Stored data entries
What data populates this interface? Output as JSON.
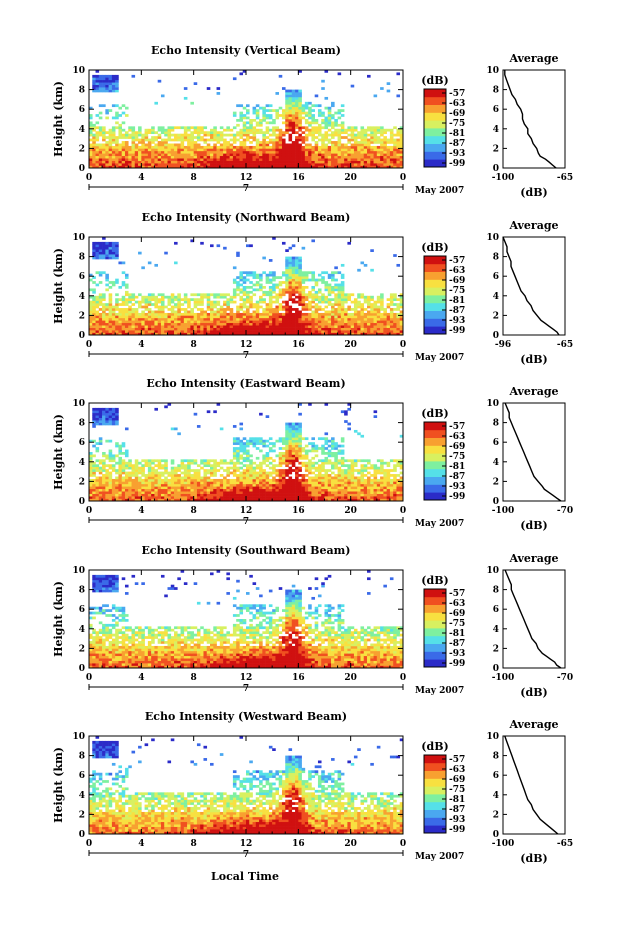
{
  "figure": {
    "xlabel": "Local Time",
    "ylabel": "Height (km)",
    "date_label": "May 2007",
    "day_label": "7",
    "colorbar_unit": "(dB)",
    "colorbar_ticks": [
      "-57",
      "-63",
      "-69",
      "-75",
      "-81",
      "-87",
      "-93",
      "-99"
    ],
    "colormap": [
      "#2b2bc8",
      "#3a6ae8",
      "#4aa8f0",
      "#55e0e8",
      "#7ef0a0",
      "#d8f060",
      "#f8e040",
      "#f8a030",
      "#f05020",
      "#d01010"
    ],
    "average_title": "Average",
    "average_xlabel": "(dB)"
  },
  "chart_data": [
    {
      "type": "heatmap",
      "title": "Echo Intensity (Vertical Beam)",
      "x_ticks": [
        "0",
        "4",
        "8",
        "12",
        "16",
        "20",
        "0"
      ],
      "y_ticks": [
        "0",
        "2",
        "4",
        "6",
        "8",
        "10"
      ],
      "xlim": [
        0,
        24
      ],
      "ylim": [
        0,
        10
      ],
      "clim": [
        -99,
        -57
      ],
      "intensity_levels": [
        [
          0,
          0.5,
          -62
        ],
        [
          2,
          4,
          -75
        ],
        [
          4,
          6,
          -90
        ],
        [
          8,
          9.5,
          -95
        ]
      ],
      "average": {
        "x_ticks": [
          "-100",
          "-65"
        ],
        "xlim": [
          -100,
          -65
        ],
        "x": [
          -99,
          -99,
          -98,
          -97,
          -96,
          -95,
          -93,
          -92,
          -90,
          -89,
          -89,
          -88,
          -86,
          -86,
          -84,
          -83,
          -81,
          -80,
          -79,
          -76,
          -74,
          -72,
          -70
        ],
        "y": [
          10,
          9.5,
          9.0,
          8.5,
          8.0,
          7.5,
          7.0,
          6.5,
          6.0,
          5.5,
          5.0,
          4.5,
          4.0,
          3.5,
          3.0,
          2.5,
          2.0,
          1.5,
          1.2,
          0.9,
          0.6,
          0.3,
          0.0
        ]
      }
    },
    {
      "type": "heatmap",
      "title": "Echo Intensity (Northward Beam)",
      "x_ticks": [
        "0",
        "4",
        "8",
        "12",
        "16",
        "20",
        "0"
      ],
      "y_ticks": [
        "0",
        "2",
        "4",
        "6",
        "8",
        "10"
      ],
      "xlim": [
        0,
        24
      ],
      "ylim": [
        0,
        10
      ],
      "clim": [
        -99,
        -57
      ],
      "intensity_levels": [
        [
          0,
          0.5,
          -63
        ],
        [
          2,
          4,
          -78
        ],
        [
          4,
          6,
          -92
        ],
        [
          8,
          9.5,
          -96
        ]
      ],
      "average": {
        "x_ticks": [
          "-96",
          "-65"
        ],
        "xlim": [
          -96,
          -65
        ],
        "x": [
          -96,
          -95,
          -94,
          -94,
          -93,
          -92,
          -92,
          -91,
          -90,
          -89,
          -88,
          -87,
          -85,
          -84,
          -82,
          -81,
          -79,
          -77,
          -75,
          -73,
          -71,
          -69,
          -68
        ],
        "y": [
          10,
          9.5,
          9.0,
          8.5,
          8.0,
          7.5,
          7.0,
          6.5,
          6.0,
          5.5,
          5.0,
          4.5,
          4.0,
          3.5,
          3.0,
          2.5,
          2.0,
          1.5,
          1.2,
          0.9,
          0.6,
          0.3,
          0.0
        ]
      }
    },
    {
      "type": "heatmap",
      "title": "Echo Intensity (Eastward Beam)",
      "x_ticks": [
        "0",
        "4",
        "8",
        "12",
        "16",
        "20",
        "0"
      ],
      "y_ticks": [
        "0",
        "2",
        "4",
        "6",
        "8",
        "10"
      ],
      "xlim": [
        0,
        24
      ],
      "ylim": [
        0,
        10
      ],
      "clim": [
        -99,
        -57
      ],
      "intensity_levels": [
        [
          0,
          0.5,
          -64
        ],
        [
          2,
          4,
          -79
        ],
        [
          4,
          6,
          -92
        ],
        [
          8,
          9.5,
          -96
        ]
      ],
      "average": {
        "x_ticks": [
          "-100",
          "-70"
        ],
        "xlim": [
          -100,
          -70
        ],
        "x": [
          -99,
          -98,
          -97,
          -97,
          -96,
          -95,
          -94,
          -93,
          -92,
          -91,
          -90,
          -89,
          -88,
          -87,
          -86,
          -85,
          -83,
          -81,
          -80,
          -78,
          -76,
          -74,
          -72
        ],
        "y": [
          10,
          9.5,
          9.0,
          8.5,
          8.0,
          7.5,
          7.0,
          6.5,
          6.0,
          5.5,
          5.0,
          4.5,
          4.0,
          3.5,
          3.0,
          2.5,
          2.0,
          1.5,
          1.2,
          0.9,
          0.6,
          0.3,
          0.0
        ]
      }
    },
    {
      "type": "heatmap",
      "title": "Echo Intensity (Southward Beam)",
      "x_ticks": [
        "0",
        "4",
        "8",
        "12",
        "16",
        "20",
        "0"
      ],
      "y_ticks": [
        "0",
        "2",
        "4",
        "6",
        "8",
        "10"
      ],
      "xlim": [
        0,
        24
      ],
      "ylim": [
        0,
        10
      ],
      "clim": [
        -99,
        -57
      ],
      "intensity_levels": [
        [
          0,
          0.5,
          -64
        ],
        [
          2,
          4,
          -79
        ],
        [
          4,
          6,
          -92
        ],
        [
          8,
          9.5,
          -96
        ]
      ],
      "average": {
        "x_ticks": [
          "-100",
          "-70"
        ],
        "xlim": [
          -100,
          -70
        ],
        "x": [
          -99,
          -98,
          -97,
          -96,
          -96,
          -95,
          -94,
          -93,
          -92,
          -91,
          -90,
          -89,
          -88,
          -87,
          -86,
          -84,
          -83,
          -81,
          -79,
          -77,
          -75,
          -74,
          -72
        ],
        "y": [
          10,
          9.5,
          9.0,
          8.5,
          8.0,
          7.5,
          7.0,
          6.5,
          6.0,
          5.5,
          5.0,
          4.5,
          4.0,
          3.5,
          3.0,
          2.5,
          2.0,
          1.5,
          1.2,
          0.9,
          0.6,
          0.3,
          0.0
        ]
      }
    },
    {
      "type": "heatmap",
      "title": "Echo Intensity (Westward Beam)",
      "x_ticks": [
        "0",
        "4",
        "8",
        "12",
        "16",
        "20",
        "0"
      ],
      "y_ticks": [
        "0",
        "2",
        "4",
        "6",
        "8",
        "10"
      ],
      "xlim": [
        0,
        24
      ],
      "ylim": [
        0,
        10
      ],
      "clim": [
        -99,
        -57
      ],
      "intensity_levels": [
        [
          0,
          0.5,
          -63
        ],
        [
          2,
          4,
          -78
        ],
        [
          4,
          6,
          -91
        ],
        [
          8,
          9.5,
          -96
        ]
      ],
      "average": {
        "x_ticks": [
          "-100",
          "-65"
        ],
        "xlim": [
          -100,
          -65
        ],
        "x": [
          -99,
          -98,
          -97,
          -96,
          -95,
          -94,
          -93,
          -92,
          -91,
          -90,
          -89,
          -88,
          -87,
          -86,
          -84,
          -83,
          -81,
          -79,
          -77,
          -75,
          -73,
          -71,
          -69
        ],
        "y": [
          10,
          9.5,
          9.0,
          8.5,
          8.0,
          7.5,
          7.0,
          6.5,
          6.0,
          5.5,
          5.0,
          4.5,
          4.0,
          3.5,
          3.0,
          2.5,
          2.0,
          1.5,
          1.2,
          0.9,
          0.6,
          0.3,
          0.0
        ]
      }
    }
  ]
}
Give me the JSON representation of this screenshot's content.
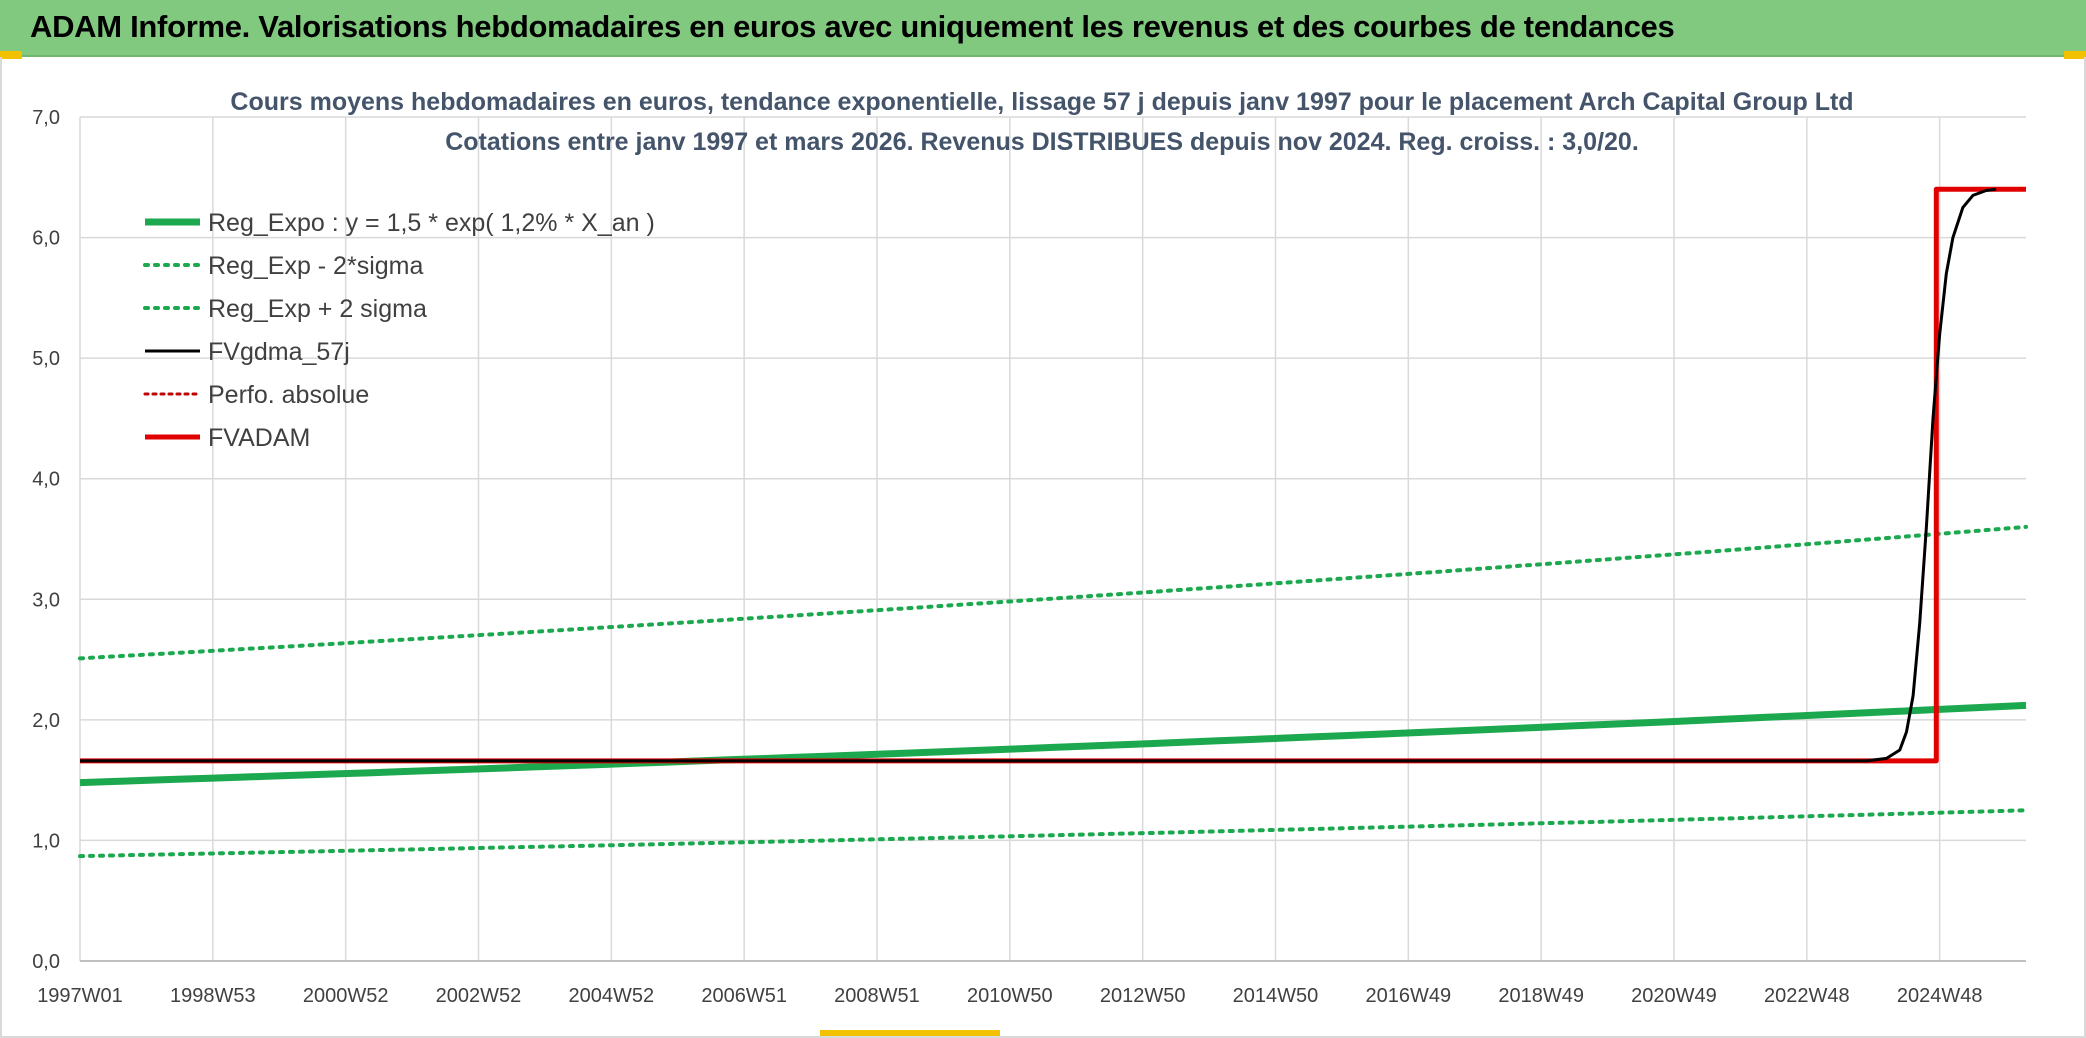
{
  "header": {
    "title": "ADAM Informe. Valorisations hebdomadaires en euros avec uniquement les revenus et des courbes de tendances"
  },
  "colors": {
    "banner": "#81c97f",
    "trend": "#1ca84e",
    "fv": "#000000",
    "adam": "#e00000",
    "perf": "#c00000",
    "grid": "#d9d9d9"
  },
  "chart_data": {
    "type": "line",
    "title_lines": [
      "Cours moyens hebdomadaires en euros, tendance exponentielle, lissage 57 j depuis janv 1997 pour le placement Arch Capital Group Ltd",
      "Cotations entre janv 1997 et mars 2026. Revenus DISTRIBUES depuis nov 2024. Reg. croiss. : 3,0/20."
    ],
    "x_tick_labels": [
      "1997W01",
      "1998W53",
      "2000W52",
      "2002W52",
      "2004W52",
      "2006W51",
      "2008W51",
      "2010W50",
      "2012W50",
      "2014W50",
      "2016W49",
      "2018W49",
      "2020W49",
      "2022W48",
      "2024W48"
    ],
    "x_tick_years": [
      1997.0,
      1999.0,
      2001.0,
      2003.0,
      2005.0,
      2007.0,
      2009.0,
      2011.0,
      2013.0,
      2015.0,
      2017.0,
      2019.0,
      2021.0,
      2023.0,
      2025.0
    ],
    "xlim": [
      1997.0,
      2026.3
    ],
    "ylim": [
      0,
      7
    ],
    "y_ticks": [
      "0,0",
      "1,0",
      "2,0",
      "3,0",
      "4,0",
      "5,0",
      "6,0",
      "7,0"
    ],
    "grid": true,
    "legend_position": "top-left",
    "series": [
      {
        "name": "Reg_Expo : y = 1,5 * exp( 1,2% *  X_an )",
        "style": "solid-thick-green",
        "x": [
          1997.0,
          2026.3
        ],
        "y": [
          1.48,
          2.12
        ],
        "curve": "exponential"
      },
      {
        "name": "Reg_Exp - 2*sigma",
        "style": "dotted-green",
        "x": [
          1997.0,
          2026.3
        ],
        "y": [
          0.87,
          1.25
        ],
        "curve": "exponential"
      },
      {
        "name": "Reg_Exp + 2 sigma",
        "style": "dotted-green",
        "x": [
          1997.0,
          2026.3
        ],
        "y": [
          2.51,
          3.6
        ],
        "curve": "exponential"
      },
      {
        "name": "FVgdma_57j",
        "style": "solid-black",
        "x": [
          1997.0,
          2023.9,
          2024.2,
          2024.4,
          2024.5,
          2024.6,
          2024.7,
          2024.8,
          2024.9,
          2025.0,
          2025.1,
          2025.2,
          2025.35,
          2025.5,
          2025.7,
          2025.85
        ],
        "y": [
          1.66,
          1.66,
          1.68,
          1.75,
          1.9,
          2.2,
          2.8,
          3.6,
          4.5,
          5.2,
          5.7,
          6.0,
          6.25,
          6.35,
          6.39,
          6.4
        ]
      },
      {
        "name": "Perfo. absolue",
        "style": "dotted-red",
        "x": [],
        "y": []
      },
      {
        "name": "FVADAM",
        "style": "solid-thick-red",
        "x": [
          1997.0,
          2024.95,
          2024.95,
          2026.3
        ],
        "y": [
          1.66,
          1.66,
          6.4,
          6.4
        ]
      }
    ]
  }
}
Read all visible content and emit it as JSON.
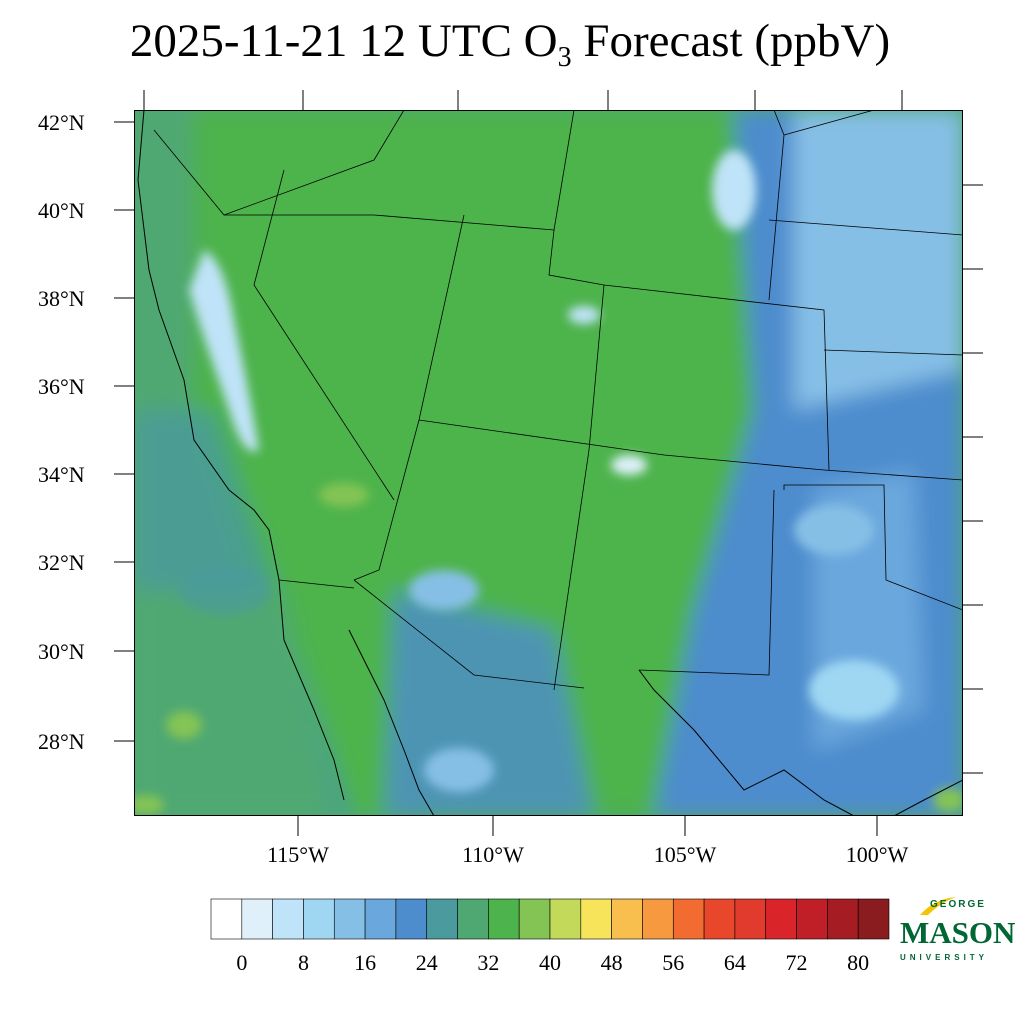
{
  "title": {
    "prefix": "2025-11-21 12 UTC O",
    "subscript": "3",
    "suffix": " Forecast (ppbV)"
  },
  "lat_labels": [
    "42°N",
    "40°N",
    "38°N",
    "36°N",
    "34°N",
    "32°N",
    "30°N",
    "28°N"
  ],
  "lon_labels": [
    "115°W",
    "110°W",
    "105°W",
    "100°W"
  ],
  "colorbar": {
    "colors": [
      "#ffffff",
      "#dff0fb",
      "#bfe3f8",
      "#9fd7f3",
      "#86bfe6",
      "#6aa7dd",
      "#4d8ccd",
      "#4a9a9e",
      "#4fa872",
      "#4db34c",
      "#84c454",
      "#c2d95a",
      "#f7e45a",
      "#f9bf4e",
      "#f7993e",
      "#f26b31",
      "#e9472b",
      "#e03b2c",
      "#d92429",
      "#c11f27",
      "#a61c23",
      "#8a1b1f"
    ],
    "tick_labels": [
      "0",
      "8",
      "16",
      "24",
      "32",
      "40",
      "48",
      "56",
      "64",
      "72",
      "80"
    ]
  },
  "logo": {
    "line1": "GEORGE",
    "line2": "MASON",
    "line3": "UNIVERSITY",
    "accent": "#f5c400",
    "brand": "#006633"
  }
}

◆ **REQUIRED TASK**: Copy out every line in the listing where the word "this" appears.

◆ **THE REPLY**:
What data populates this interface? Output as JSON.
Give me the JSON representation of this screenshot's content.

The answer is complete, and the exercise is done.